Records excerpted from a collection
#####
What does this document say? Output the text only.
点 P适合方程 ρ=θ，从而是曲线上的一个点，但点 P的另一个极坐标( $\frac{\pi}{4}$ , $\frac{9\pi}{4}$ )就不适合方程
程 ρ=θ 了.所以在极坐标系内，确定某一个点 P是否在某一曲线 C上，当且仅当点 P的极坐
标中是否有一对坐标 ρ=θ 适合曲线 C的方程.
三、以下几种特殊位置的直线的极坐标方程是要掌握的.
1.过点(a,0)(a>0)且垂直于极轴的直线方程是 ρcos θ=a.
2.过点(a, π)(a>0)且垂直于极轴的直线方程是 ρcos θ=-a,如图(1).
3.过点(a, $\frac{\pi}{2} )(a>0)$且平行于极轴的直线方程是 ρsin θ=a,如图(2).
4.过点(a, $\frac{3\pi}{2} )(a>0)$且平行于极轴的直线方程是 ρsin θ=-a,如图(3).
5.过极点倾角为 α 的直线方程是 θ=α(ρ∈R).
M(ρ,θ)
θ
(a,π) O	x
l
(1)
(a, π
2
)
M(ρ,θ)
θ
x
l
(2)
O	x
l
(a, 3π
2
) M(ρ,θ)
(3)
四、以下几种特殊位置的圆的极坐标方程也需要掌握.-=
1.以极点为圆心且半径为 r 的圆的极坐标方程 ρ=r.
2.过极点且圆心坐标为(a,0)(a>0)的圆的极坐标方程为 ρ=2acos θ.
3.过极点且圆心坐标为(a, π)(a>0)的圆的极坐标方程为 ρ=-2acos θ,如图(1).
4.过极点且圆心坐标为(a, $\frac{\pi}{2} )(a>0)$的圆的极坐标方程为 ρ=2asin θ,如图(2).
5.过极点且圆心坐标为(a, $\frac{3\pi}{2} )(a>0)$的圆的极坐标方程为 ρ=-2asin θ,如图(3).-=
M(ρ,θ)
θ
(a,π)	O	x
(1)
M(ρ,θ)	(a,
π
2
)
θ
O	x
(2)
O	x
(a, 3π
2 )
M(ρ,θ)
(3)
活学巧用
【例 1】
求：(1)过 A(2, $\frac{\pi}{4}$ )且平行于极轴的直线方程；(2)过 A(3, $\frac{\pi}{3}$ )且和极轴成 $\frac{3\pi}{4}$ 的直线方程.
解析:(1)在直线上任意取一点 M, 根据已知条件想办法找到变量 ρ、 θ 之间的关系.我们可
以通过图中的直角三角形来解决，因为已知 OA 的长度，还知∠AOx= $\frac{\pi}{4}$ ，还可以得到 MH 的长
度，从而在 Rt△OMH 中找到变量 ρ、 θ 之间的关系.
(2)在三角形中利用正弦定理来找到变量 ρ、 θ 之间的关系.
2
#####
• [TASK BRIEF] Work through the records line by line and tally those with the word "frac". Report only the total.

• [EXPECTED OUTPUT] 7